Data extracted from a collection:
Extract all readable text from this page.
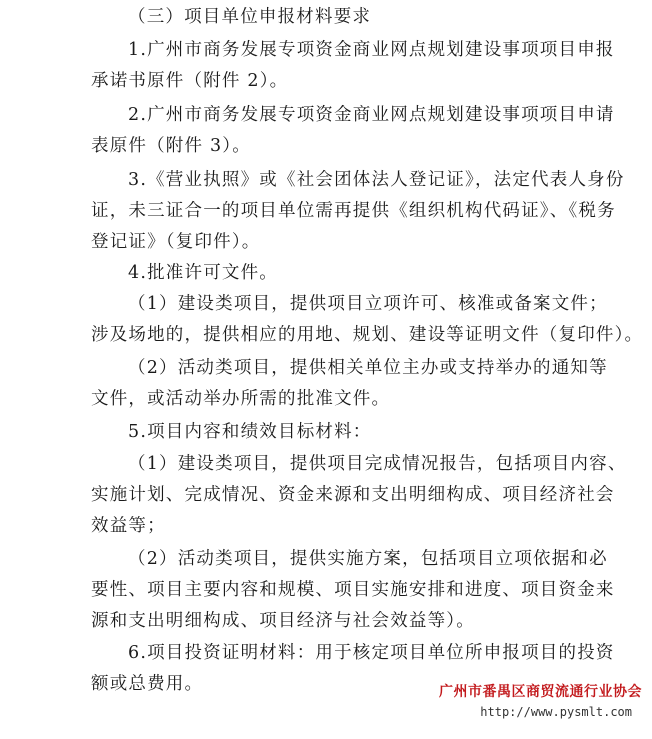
（三）项目单位申报材料要求
1.广州市商务发展专项资金商业网点规划建设事项项目申报
承诺书原件（附件 2）。
2.广州市商务发展专项资金商业网点规划建设事项项目申请
表原件（附件 3）。
3.《营业执照》或《社会团体法人登记证》，法定代表人身份
证，未三证合一的项目单位需再提供《组织机构代码证》、《税务
登记证》（复印件）。
4.批准许可文件。
（1）建设类项目，提供项目立项许可、核准或备案文件；
涉及场地的，提供相应的用地、规划、建设等证明文件（复印件）。
（2）活动类项目，提供相关单位主办或支持举办的通知等
文件，或活动举办所需的批准文件。
5.项目内容和绩效目标材料：
（1）建设类项目，提供项目完成情况报告，包括项目内容、
实施计划、完成情况、资金来源和支出明细构成、项目经济社会
效益等；
（2）活动类项目，提供实施方案，包括项目立项依据和必
要性、项目主要内容和规模、项目实施安排和进度、项目资金来
源和支出明细构成、项目经济与社会效益等）。
6.项目投资证明材料：用于核定项目单位所申报项目的投资
额或总费用。	广州市番禺区商贸流通行业协会
http://www.pysmlt.com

# Instructions to follow:
Excluding the pictures, reproduce every entry exactly as given.

# Expected answer:
Extract all readable text from this page.
（三）项目单位申报材料要求
1.广州市商务发展专项资金商业网点规划建设事项项目申报
承诺书原件（附件 2）。
2.广州市商务发展专项资金商业网点规划建设事项项目申请
表原件（附件 3）。
3.《营业执照》或《社会团体法人登记证》，法定代表人身份
证，未三证合一的项目单位需再提供《组织机构代码证》、《税务
登记证》（复印件）。
4.批准许可文件。
（1）建设类项目，提供项目立项许可、核准或备案文件；
涉及场地的，提供相应的用地、规划、建设等证明文件（复印件）。
（2）活动类项目，提供相关单位主办或支持举办的通知等
文件，或活动举办所需的批准文件。
5.项目内容和绩效目标材料：
（1）建设类项目，提供项目完成情况报告，包括项目内容、
实施计划、完成情况、资金来源和支出明细构成、项目经济社会
效益等；
（2）活动类项目，提供实施方案，包括项目立项依据和必
要性、项目主要内容和规模、项目实施安排和进度、项目资金来
源和支出明细构成、项目经济与社会效益等）。
6.项目投资证明材料：用于核定项目单位所申报项目的投资
额或总费用。	广州市番禺区商贸流通行业协会
http://www.pysmlt.com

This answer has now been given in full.